> **RAW RECORDS**:
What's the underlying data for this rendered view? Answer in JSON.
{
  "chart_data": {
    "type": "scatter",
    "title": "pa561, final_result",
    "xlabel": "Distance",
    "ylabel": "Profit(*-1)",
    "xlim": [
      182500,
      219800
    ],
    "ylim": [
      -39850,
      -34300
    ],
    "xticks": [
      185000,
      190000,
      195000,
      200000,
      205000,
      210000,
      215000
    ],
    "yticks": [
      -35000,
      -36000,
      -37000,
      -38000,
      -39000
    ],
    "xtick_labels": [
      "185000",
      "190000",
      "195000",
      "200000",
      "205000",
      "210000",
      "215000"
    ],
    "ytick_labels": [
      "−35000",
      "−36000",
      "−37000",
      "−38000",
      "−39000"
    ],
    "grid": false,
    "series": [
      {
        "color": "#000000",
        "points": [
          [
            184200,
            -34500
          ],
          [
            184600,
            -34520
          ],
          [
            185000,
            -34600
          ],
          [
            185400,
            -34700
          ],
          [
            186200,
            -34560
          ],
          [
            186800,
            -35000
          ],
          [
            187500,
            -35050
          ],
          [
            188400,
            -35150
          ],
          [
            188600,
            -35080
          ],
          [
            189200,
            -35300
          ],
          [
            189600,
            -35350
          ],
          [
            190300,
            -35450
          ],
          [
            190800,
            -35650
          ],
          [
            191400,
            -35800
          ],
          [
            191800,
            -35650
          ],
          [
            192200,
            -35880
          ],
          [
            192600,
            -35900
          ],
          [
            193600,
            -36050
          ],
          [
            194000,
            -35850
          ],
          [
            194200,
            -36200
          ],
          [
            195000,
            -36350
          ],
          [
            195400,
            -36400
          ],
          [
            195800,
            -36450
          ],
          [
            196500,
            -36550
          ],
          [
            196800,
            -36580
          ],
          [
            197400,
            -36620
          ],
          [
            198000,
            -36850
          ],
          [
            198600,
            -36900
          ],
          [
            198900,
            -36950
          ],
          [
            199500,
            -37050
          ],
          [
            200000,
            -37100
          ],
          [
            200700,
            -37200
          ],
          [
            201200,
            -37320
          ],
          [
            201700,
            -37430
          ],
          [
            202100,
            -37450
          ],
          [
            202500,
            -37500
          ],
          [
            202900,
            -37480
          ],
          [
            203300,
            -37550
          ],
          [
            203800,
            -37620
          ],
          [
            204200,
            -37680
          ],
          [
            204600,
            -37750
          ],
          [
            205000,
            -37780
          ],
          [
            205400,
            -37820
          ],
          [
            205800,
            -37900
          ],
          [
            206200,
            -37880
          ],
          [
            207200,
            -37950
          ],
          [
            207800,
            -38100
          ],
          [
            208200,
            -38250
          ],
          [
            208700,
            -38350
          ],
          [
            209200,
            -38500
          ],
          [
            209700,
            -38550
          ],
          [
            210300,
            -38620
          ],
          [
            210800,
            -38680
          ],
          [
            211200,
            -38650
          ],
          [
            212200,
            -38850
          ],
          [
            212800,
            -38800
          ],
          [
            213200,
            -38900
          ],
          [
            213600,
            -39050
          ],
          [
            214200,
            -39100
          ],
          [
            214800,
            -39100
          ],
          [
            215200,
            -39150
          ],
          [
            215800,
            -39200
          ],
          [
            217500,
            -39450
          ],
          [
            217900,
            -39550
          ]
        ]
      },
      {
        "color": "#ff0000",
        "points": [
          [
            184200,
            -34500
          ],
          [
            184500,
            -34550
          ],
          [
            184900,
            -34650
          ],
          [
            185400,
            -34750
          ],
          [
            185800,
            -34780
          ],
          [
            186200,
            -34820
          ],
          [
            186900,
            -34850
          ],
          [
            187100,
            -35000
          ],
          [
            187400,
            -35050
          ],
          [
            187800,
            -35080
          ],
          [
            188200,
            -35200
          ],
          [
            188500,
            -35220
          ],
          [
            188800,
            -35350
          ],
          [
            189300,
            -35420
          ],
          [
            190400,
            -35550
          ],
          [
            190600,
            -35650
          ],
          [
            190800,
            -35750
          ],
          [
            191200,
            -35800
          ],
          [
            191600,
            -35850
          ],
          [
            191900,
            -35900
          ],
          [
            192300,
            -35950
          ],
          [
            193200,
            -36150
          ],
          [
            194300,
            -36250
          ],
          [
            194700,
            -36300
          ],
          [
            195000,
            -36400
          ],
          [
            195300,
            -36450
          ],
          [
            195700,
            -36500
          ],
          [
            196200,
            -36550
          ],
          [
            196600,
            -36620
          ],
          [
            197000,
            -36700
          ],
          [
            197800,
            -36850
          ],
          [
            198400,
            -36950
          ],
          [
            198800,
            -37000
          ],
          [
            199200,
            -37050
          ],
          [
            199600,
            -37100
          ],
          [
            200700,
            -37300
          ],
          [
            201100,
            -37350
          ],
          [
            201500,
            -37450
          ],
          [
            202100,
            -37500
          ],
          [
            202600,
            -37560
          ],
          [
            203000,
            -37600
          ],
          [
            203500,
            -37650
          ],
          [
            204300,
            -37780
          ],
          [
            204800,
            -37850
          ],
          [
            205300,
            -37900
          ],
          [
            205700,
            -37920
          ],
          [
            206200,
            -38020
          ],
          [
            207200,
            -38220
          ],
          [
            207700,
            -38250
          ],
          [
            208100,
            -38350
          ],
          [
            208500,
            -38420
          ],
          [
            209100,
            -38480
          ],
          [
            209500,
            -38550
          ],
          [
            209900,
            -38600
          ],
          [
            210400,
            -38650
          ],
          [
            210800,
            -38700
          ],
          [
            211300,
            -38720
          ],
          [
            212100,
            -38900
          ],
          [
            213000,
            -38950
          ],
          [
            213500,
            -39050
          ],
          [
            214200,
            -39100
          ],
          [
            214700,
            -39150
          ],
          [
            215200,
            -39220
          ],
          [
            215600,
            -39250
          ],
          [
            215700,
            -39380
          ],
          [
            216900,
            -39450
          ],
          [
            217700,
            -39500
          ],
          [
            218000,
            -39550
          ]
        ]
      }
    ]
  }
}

> **REQUEST**: Repeat each record exactly, leaving nothing out.

> **EXERCISE OUTPUT**:
What's the underlying data for this rendered view? Answer in JSON.
{
  "chart_data": {
    "type": "scatter",
    "title": "pa561, final_result",
    "xlabel": "Distance",
    "ylabel": "Profit(*-1)",
    "xlim": [
      182500,
      219800
    ],
    "ylim": [
      -39850,
      -34300
    ],
    "xticks": [
      185000,
      190000,
      195000,
      200000,
      205000,
      210000,
      215000
    ],
    "yticks": [
      -35000,
      -36000,
      -37000,
      -38000,
      -39000
    ],
    "xtick_labels": [
      "185000",
      "190000",
      "195000",
      "200000",
      "205000",
      "210000",
      "215000"
    ],
    "ytick_labels": [
      "−35000",
      "−36000",
      "−37000",
      "−38000",
      "−39000"
    ],
    "grid": false,
    "series": [
      {
        "color": "#000000",
        "points": [
          [
            184200,
            -34500
          ],
          [
            184600,
            -34520
          ],
          [
            185000,
            -34600
          ],
          [
            185400,
            -34700
          ],
          [
            186200,
            -34560
          ],
          [
            186800,
            -35000
          ],
          [
            187500,
            -35050
          ],
          [
            188400,
            -35150
          ],
          [
            188600,
            -35080
          ],
          [
            189200,
            -35300
          ],
          [
            189600,
            -35350
          ],
          [
            190300,
            -35450
          ],
          [
            190800,
            -35650
          ],
          [
            191400,
            -35800
          ],
          [
            191800,
            -35650
          ],
          [
            192200,
            -35880
          ],
          [
            192600,
            -35900
          ],
          [
            193600,
            -36050
          ],
          [
            194000,
            -35850
          ],
          [
            194200,
            -36200
          ],
          [
            195000,
            -36350
          ],
          [
            195400,
            -36400
          ],
          [
            195800,
            -36450
          ],
          [
            196500,
            -36550
          ],
          [
            196800,
            -36580
          ],
          [
            197400,
            -36620
          ],
          [
            198000,
            -36850
          ],
          [
            198600,
            -36900
          ],
          [
            198900,
            -36950
          ],
          [
            199500,
            -37050
          ],
          [
            200000,
            -37100
          ],
          [
            200700,
            -37200
          ],
          [
            201200,
            -37320
          ],
          [
            201700,
            -37430
          ],
          [
            202100,
            -37450
          ],
          [
            202500,
            -37500
          ],
          [
            202900,
            -37480
          ],
          [
            203300,
            -37550
          ],
          [
            203800,
            -37620
          ],
          [
            204200,
            -37680
          ],
          [
            204600,
            -37750
          ],
          [
            205000,
            -37780
          ],
          [
            205400,
            -37820
          ],
          [
            205800,
            -37900
          ],
          [
            206200,
            -37880
          ],
          [
            207200,
            -37950
          ],
          [
            207800,
            -38100
          ],
          [
            208200,
            -38250
          ],
          [
            208700,
            -38350
          ],
          [
            209200,
            -38500
          ],
          [
            209700,
            -38550
          ],
          [
            210300,
            -38620
          ],
          [
            210800,
            -38680
          ],
          [
            211200,
            -38650
          ],
          [
            212200,
            -38850
          ],
          [
            212800,
            -38800
          ],
          [
            213200,
            -38900
          ],
          [
            213600,
            -39050
          ],
          [
            214200,
            -39100
          ],
          [
            214800,
            -39100
          ],
          [
            215200,
            -39150
          ],
          [
            215800,
            -39200
          ],
          [
            217500,
            -39450
          ],
          [
            217900,
            -39550
          ]
        ]
      },
      {
        "color": "#ff0000",
        "points": [
          [
            184200,
            -34500
          ],
          [
            184500,
            -34550
          ],
          [
            184900,
            -34650
          ],
          [
            185400,
            -34750
          ],
          [
            185800,
            -34780
          ],
          [
            186200,
            -34820
          ],
          [
            186900,
            -34850
          ],
          [
            187100,
            -35000
          ],
          [
            187400,
            -35050
          ],
          [
            187800,
            -35080
          ],
          [
            188200,
            -35200
          ],
          [
            188500,
            -35220
          ],
          [
            188800,
            -35350
          ],
          [
            189300,
            -35420
          ],
          [
            190400,
            -35550
          ],
          [
            190600,
            -35650
          ],
          [
            190800,
            -35750
          ],
          [
            191200,
            -35800
          ],
          [
            191600,
            -35850
          ],
          [
            191900,
            -35900
          ],
          [
            192300,
            -35950
          ],
          [
            193200,
            -36150
          ],
          [
            194300,
            -36250
          ],
          [
            194700,
            -36300
          ],
          [
            195000,
            -36400
          ],
          [
            195300,
            -36450
          ],
          [
            195700,
            -36500
          ],
          [
            196200,
            -36550
          ],
          [
            196600,
            -36620
          ],
          [
            197000,
            -36700
          ],
          [
            197800,
            -36850
          ],
          [
            198400,
            -36950
          ],
          [
            198800,
            -37000
          ],
          [
            199200,
            -37050
          ],
          [
            199600,
            -37100
          ],
          [
            200700,
            -37300
          ],
          [
            201100,
            -37350
          ],
          [
            201500,
            -37450
          ],
          [
            202100,
            -37500
          ],
          [
            202600,
            -37560
          ],
          [
            203000,
            -37600
          ],
          [
            203500,
            -37650
          ],
          [
            204300,
            -37780
          ],
          [
            204800,
            -37850
          ],
          [
            205300,
            -37900
          ],
          [
            205700,
            -37920
          ],
          [
            206200,
            -38020
          ],
          [
            207200,
            -38220
          ],
          [
            207700,
            -38250
          ],
          [
            208100,
            -38350
          ],
          [
            208500,
            -38420
          ],
          [
            209100,
            -38480
          ],
          [
            209500,
            -38550
          ],
          [
            209900,
            -38600
          ],
          [
            210400,
            -38650
          ],
          [
            210800,
            -38700
          ],
          [
            211300,
            -38720
          ],
          [
            212100,
            -38900
          ],
          [
            213000,
            -38950
          ],
          [
            213500,
            -39050
          ],
          [
            214200,
            -39100
          ],
          [
            214700,
            -39150
          ],
          [
            215200,
            -39220
          ],
          [
            215600,
            -39250
          ],
          [
            215700,
            -39380
          ],
          [
            216900,
            -39450
          ],
          [
            217700,
            -39500
          ],
          [
            218000,
            -39550
          ]
        ]
      }
    ]
  }
}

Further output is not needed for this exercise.